Task directions
Show every line of the records below that contains the word "radio", copying each line in full.

Coordinate annotation records
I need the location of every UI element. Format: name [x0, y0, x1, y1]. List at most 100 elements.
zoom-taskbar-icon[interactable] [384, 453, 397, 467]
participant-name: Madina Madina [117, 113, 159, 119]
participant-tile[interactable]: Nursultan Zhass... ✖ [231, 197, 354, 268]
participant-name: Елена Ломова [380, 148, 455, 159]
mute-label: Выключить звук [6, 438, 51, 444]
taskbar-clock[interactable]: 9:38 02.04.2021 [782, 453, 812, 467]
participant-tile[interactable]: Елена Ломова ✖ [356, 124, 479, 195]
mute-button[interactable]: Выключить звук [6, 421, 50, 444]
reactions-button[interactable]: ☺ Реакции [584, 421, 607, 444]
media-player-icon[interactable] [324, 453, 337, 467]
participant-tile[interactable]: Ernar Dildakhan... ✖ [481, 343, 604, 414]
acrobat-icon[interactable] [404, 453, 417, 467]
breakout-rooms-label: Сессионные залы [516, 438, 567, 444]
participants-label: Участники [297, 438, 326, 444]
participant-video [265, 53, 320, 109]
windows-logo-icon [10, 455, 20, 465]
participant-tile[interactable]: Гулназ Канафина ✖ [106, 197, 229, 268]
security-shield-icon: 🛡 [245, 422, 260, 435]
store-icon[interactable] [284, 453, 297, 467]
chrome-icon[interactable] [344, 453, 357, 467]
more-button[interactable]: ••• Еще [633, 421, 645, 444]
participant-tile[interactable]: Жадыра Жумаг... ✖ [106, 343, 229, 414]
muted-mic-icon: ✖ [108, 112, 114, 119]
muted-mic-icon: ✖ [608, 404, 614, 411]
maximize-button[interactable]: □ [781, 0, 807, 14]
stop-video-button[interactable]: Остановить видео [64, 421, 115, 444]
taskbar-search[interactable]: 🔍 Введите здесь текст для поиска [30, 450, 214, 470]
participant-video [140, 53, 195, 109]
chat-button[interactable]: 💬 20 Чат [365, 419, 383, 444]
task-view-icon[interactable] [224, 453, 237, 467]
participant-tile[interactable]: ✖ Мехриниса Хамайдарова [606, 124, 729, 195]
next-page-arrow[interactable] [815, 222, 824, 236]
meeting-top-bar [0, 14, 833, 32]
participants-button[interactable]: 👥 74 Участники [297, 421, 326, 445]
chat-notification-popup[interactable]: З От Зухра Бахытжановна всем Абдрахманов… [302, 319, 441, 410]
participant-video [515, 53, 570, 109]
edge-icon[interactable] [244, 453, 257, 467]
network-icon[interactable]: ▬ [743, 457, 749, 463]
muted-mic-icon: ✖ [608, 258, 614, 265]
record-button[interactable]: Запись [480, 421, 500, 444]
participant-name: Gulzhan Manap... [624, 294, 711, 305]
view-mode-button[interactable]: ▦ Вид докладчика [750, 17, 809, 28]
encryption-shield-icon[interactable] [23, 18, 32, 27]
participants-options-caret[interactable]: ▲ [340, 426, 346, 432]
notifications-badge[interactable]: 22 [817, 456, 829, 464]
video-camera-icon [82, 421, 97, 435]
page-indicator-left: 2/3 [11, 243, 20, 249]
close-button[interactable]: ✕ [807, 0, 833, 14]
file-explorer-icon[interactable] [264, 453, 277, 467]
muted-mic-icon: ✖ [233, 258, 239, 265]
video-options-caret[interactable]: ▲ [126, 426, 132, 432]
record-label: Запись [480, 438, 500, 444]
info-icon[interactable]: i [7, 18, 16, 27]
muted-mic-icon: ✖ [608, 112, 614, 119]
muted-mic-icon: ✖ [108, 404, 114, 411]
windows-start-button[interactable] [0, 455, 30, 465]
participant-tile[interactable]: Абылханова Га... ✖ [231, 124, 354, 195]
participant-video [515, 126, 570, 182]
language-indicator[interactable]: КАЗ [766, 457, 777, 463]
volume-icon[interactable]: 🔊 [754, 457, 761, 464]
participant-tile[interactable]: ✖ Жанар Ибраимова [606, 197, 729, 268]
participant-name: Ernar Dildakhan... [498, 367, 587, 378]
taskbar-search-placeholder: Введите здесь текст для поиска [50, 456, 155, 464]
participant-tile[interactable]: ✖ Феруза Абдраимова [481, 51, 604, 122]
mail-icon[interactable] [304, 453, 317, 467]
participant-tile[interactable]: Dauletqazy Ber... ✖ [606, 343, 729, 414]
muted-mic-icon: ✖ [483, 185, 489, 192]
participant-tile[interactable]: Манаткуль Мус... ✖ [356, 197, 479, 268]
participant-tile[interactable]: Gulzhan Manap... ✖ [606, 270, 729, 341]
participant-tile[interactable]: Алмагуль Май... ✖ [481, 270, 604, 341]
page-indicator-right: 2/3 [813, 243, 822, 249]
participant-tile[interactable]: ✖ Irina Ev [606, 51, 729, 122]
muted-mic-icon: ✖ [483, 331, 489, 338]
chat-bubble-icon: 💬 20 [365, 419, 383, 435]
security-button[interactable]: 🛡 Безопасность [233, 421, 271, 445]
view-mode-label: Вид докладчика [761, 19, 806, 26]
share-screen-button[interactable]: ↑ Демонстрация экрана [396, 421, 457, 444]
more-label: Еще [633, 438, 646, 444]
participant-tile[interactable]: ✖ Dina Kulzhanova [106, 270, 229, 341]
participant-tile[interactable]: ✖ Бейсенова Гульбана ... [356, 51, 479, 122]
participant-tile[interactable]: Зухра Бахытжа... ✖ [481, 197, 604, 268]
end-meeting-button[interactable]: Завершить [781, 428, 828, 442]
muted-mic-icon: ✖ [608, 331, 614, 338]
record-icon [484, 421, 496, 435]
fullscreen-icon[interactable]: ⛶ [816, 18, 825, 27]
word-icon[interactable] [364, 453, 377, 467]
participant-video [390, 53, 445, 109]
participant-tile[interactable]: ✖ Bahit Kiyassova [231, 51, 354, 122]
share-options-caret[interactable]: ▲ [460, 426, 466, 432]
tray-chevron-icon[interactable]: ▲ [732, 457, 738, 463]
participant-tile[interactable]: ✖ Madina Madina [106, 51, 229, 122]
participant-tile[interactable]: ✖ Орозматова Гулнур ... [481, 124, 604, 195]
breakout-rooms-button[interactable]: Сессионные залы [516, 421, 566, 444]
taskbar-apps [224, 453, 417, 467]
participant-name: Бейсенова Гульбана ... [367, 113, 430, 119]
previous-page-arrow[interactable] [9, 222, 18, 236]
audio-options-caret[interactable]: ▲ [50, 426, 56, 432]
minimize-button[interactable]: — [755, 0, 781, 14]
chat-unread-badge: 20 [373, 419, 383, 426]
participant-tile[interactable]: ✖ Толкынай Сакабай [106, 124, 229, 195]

--

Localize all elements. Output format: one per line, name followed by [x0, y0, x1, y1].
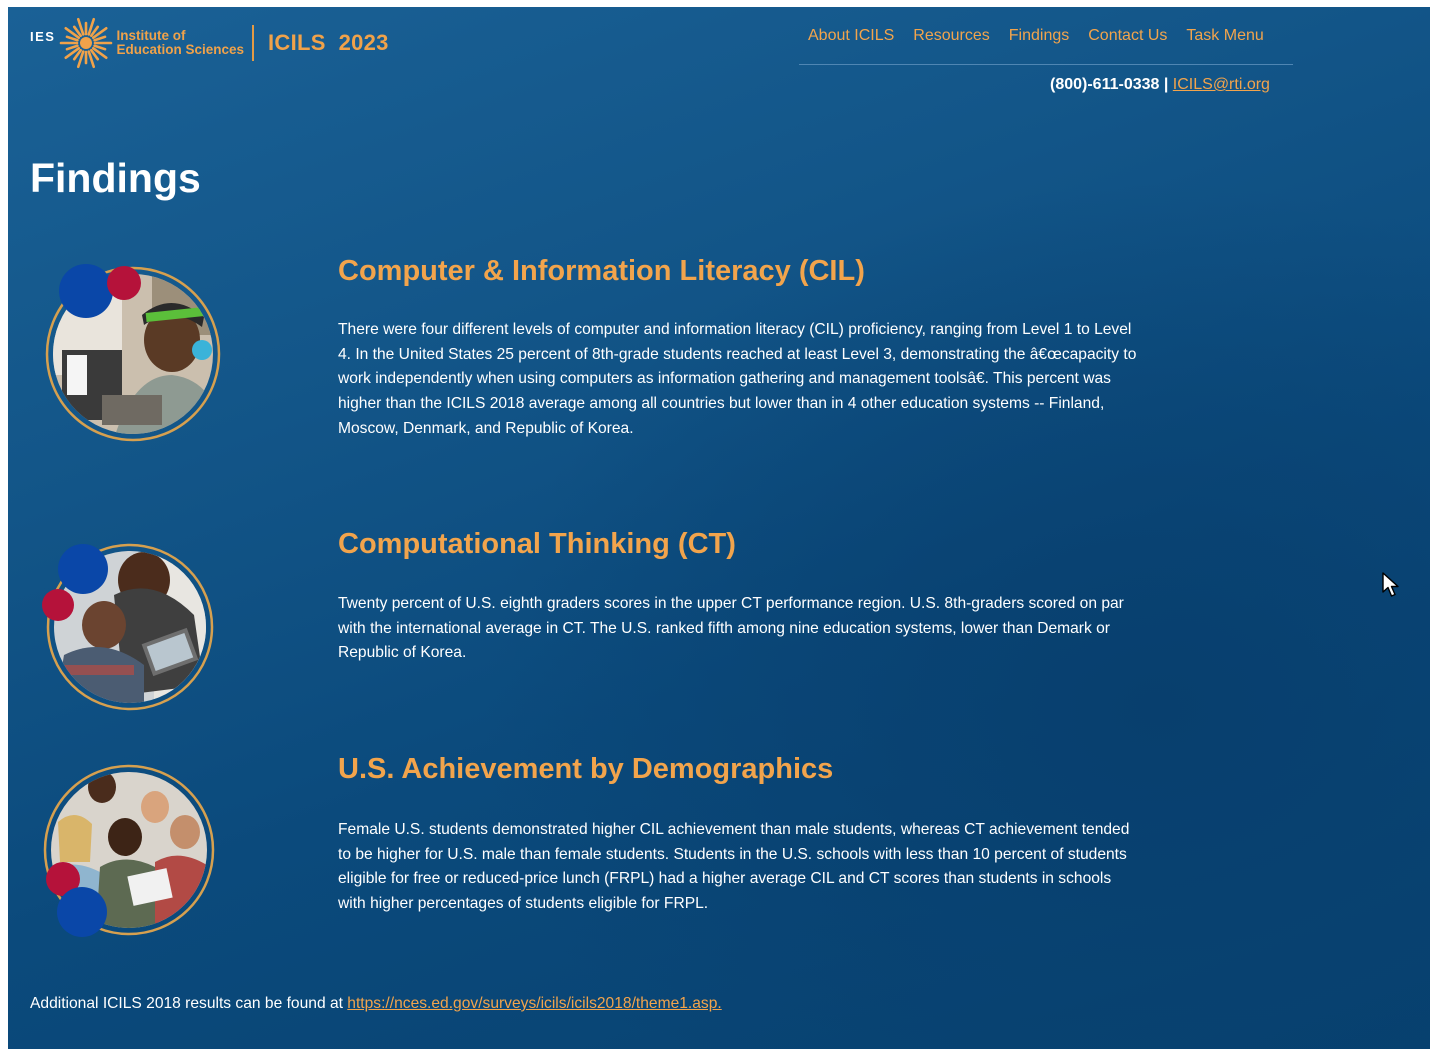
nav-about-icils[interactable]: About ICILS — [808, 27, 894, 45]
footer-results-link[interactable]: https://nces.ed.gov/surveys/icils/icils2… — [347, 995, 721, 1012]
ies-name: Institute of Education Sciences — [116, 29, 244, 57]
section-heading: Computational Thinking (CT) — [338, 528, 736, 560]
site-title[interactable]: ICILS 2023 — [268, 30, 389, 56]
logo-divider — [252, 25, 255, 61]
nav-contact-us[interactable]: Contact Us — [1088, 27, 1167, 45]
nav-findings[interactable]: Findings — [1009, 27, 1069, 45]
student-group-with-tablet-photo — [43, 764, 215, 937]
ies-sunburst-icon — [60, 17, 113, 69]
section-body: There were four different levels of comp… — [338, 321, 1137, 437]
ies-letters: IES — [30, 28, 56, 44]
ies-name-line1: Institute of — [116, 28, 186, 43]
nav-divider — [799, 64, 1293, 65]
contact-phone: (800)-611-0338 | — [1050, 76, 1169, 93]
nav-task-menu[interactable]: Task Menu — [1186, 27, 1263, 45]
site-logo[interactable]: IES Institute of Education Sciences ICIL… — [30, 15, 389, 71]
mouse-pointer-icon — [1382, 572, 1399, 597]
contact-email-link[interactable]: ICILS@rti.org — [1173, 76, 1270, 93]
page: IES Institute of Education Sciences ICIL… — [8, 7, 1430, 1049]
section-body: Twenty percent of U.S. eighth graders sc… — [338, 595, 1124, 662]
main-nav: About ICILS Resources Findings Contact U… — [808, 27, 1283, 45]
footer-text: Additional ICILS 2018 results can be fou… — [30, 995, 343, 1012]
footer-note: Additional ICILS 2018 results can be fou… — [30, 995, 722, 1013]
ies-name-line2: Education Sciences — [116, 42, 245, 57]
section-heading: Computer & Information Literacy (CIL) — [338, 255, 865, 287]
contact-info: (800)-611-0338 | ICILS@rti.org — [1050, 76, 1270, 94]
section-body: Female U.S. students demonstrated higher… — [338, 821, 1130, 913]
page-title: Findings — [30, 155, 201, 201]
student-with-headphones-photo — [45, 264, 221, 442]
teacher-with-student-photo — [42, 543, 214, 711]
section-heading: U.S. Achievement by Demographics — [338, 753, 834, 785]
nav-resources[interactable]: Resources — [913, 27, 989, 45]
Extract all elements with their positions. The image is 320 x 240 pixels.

...

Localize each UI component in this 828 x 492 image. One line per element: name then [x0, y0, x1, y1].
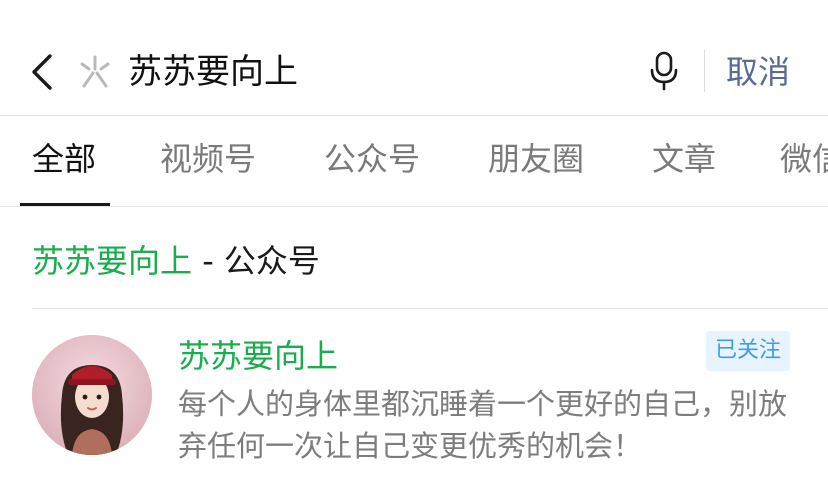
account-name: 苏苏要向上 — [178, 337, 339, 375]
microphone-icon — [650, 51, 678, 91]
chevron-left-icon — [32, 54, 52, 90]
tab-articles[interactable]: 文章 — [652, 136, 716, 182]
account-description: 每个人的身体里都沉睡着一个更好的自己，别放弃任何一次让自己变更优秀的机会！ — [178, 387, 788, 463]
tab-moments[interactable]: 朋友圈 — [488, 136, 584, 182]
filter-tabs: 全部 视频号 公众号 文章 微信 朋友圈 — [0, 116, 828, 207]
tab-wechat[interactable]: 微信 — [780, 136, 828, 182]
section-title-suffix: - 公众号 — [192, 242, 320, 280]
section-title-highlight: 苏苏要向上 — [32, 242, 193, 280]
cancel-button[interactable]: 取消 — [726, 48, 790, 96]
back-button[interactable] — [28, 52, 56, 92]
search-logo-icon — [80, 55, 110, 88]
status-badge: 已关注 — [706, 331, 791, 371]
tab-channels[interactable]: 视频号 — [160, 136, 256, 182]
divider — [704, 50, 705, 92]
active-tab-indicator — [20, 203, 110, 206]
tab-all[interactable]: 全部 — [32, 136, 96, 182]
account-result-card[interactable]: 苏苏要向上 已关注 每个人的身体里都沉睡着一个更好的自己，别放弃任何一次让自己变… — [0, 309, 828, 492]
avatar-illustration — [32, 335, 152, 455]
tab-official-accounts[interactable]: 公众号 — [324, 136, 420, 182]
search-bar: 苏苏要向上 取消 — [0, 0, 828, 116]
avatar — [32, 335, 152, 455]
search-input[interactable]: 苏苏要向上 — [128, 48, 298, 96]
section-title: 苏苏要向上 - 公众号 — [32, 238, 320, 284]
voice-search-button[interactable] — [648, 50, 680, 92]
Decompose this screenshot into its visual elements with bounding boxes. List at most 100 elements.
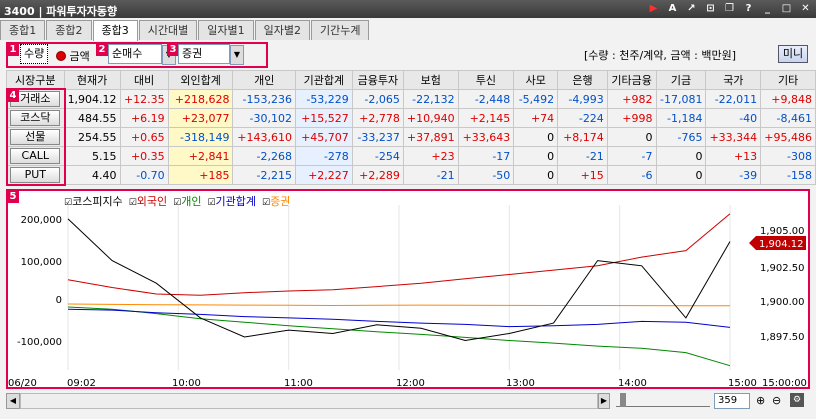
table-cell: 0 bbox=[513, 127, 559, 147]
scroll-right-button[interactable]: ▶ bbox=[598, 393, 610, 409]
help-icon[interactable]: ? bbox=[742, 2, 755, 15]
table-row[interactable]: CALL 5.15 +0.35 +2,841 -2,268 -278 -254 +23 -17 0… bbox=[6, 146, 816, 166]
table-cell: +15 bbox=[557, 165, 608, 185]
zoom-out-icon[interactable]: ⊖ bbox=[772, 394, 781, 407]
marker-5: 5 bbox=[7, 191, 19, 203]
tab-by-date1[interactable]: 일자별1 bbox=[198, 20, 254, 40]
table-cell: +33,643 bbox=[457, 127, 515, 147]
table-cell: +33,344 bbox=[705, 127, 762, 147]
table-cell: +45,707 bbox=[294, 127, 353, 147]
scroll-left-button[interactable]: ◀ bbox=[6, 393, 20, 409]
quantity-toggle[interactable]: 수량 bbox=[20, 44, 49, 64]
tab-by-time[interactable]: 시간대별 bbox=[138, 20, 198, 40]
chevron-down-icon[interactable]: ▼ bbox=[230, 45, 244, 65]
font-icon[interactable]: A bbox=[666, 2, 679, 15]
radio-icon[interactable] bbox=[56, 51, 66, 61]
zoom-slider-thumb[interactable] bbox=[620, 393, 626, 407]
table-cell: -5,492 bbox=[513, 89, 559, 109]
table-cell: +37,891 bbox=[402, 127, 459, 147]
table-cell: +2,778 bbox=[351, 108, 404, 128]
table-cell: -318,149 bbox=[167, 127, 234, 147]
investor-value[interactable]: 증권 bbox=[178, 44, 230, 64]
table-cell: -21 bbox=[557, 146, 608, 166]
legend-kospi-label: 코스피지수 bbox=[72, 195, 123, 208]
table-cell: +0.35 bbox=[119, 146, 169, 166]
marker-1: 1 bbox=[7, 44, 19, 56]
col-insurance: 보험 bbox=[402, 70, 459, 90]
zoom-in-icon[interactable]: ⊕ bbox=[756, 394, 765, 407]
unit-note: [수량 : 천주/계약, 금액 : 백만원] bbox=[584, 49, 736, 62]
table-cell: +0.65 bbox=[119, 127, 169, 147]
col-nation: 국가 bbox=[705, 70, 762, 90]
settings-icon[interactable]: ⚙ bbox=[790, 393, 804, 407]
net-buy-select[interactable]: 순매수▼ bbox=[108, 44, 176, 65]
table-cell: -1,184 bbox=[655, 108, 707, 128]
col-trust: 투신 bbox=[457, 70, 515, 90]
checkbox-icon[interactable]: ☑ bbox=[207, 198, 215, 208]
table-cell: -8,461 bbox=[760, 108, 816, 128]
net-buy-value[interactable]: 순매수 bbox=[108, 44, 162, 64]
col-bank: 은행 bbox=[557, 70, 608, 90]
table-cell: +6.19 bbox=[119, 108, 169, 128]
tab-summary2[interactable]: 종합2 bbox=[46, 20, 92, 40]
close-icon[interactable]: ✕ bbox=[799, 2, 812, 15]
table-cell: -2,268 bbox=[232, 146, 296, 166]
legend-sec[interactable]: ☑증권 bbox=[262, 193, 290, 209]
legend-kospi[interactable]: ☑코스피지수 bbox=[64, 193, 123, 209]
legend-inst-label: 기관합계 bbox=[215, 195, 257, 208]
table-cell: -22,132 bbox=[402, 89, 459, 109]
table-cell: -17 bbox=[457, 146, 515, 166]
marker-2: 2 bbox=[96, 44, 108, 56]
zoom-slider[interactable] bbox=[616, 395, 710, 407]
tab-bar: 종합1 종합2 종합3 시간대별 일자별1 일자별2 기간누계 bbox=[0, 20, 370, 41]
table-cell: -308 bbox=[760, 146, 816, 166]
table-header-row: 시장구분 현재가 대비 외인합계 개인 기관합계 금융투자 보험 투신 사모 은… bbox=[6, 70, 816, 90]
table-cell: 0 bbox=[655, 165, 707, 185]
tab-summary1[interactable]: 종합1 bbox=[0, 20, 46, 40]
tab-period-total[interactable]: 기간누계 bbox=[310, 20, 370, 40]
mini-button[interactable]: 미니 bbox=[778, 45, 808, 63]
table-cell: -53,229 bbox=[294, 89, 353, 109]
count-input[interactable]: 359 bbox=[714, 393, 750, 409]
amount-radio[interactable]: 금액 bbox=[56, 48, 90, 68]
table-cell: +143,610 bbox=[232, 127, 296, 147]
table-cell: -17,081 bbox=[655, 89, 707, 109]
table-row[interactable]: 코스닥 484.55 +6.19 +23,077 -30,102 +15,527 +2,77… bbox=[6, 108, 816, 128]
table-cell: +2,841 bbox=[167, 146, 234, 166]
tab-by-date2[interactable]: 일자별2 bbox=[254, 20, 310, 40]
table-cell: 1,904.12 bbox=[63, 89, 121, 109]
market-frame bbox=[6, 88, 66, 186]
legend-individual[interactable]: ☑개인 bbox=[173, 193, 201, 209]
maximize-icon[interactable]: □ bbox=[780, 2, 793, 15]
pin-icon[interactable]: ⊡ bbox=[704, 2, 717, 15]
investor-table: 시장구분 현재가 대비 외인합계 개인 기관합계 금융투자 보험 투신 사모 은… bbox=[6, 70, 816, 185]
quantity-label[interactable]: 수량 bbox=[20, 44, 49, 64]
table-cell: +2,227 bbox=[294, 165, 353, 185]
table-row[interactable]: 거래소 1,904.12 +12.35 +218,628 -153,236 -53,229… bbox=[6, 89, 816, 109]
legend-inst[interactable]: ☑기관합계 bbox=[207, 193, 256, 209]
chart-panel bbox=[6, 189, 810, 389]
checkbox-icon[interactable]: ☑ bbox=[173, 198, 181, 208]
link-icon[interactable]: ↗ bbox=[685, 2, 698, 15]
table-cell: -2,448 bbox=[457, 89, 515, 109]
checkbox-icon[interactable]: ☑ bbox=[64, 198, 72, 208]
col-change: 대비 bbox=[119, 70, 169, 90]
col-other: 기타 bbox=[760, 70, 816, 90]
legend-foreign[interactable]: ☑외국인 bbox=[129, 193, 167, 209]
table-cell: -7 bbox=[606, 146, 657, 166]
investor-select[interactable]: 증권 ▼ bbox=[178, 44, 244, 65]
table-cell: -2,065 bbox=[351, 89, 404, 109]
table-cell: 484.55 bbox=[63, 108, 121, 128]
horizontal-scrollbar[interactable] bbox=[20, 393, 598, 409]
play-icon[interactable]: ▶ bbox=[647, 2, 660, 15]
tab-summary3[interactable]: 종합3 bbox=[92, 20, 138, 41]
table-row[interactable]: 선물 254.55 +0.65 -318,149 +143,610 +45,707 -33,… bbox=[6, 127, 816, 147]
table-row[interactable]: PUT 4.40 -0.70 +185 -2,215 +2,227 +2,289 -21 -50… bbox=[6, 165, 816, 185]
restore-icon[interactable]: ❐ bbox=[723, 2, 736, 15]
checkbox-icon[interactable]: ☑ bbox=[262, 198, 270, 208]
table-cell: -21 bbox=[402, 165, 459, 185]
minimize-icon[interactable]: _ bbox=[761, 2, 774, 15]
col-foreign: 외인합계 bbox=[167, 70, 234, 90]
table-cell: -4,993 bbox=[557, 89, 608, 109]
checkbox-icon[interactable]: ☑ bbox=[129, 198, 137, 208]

Solution to the exercise
radio-icon[interactable] bbox=[56, 51, 66, 61]
amount-radio[interactable]: 금액 bbox=[56, 48, 90, 68]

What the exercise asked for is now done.